Your instructions ▸
Every line that includes the word "with" is to be listed.

[START Excerpted records]

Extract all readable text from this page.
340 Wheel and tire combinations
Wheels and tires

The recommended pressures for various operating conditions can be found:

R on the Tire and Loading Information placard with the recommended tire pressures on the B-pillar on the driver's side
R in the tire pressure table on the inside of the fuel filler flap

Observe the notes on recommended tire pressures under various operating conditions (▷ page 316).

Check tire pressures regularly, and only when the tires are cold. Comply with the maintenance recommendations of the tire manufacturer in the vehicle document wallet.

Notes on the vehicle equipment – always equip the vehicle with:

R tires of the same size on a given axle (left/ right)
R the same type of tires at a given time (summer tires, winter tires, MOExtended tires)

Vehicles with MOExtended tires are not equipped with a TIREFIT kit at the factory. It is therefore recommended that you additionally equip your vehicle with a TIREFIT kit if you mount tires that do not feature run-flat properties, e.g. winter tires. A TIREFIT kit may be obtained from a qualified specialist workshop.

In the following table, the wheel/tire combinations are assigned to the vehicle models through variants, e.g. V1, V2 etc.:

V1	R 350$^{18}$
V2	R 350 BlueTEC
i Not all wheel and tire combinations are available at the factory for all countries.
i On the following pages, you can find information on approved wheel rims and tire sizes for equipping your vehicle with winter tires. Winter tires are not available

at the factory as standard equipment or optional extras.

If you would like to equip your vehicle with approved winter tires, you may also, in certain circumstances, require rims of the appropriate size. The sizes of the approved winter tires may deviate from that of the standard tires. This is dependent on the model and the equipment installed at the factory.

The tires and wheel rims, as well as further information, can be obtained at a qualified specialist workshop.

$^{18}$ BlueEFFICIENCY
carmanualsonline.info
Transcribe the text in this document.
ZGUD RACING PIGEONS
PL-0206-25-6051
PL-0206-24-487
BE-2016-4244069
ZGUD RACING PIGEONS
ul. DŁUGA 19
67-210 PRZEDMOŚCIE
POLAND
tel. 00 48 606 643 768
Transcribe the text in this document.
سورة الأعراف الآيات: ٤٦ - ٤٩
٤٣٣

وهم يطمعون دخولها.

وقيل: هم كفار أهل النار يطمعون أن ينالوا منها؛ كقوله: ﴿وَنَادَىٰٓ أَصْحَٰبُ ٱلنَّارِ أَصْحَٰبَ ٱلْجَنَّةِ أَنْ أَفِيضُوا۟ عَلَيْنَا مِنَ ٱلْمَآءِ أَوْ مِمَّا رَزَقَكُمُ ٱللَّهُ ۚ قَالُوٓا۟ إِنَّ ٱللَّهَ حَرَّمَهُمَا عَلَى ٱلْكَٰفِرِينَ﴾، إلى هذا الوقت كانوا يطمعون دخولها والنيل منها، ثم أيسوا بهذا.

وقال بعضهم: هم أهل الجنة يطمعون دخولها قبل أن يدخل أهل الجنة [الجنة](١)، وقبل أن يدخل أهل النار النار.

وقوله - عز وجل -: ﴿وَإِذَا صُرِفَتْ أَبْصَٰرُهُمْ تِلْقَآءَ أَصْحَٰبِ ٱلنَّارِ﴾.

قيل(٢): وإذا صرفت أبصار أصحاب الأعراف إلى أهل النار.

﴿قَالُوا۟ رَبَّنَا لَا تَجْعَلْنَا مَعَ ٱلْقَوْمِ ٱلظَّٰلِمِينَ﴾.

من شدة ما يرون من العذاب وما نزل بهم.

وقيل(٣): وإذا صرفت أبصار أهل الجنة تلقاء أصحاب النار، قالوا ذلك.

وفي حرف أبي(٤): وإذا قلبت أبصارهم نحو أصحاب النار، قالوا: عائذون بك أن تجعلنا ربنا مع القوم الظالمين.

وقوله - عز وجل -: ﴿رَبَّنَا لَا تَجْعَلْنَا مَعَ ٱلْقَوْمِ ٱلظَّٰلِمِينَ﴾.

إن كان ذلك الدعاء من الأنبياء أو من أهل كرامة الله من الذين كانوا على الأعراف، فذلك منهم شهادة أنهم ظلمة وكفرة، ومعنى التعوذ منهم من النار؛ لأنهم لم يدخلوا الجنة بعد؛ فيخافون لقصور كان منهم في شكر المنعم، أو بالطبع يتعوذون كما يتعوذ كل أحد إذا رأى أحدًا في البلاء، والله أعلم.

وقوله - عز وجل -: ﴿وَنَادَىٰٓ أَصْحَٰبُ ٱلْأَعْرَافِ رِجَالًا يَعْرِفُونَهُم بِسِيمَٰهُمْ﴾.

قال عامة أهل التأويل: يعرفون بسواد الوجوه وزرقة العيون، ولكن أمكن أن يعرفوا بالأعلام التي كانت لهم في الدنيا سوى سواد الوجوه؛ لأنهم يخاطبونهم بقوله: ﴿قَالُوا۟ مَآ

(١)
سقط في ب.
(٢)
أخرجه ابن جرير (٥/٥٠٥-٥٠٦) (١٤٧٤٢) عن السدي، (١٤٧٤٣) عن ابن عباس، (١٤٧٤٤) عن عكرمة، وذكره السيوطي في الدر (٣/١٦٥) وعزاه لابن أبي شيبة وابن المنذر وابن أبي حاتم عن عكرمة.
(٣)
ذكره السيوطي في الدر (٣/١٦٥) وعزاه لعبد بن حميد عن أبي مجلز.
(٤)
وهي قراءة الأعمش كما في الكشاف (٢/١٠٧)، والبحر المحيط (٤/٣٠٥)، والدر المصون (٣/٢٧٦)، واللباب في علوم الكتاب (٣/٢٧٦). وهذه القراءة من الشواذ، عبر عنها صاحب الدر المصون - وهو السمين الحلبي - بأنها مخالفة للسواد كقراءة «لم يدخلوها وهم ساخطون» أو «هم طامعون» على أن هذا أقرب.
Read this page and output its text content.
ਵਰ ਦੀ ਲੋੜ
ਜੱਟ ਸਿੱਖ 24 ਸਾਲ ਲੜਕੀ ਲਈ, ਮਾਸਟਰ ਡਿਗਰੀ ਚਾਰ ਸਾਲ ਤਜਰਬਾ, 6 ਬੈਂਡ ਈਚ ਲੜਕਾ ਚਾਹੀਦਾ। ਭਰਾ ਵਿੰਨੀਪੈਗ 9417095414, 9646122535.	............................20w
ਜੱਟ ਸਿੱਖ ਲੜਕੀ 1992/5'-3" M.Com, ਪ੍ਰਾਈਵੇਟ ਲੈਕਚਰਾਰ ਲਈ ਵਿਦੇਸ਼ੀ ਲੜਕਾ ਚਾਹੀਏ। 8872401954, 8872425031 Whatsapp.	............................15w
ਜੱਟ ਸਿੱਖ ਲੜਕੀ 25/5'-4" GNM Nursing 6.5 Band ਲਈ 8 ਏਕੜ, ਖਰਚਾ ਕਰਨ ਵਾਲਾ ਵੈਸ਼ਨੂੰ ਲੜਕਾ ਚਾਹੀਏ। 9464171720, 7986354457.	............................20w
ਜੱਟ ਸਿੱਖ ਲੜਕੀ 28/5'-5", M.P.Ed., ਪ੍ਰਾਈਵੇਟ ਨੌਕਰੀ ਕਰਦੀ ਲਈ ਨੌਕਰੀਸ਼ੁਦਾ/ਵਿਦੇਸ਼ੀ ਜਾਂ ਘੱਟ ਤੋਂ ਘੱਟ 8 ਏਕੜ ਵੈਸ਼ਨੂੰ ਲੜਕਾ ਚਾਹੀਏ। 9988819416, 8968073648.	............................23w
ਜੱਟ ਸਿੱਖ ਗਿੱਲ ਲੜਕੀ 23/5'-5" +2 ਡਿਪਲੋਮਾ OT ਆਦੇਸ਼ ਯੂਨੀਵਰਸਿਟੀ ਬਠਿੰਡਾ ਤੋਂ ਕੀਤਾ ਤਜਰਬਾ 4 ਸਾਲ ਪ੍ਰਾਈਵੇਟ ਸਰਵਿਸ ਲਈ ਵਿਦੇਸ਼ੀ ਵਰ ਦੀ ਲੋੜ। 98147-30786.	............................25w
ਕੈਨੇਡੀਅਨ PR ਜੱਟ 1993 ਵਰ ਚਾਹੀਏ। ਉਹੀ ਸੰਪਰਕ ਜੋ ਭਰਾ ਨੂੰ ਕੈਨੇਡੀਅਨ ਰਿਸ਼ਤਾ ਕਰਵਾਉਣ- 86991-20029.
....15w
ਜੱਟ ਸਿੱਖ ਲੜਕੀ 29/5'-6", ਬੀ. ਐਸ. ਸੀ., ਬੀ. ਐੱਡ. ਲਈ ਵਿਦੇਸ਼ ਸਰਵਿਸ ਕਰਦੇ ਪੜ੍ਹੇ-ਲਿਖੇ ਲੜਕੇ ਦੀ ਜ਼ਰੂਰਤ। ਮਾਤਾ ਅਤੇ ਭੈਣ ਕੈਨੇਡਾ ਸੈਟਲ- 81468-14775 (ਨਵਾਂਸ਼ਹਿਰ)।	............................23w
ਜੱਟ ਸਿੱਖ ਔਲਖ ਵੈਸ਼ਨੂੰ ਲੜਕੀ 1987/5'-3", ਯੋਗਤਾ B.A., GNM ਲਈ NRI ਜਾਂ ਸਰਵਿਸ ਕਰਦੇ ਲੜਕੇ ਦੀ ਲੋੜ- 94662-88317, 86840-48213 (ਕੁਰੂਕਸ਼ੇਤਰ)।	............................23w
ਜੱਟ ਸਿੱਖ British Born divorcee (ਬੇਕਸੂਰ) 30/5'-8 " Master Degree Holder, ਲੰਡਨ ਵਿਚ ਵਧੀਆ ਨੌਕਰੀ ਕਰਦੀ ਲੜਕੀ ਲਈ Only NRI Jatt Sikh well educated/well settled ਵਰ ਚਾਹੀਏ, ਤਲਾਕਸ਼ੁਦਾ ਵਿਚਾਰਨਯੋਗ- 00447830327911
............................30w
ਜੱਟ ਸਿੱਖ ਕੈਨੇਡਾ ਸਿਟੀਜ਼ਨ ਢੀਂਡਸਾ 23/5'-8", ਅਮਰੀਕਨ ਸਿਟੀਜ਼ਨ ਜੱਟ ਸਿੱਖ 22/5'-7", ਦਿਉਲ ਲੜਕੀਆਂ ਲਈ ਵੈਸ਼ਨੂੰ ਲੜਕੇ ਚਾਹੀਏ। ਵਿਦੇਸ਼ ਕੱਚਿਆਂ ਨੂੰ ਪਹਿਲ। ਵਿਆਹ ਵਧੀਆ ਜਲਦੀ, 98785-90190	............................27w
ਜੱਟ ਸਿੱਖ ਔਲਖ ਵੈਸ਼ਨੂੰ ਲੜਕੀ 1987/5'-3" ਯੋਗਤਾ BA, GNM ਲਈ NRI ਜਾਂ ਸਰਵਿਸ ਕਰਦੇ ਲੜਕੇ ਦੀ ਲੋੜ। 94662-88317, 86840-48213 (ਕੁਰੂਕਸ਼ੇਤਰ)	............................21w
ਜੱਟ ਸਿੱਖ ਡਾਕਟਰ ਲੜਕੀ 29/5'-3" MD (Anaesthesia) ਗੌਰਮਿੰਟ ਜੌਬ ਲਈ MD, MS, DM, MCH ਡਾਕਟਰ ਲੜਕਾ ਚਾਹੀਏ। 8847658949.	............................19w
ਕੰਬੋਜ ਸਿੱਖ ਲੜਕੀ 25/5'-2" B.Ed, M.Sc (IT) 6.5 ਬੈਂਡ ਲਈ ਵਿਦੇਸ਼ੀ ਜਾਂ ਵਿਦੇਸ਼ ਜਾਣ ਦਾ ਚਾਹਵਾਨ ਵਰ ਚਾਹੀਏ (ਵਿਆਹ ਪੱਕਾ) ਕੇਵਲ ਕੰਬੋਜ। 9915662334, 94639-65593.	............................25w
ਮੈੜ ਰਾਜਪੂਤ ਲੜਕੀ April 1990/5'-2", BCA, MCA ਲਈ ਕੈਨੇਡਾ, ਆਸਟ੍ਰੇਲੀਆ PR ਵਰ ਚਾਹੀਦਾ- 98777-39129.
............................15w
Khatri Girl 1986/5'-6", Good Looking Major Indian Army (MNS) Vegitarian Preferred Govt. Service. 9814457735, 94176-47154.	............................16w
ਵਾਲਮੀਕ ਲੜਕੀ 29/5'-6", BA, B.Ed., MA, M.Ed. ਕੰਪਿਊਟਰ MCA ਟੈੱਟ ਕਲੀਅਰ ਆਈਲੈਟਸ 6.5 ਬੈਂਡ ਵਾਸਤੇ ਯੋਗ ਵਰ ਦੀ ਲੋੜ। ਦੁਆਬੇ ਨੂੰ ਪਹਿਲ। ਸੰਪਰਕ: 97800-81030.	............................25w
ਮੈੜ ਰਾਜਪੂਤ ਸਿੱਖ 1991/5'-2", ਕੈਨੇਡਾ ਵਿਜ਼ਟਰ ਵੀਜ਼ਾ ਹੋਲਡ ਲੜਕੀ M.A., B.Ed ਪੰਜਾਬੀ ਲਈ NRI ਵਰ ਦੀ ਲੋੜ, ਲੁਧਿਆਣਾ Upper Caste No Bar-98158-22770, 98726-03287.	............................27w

[END Excerpted records]

The response ▸
R on the Tire and Loading Information placard with the recommended tire pressures on the B-pillar on the driver's side
Check tire pressures regularly, and only when the tires are cold. Comply with the maintenance recommendations of the tire manufacturer in the vehicle document wallet.
Notes on the vehicle equipment – always equip the vehicle with:
Vehicles with MOExtended tires are not equipped with a TIREFIT kit at the factory. It is therefore recommended that you additionally equip your vehicle with a TIREFIT kit if you mount tires that do not feature run-flat properties, e.g. winter tires. A TIREFIT kit may be obtained from a qualified specialist workshop.
i On the following pages, you can find information on approved wheel rims and tire sizes for equipping your vehicle with winter tires. Winter tires are not available
If you would like to equip your vehicle with approved winter tires, you may also, in certain circumstances, require rims of the appropriate size. The sizes of the approved winter tires may deviate from that of the standard tires. This is dependent on the model and the equipment installed at the factory.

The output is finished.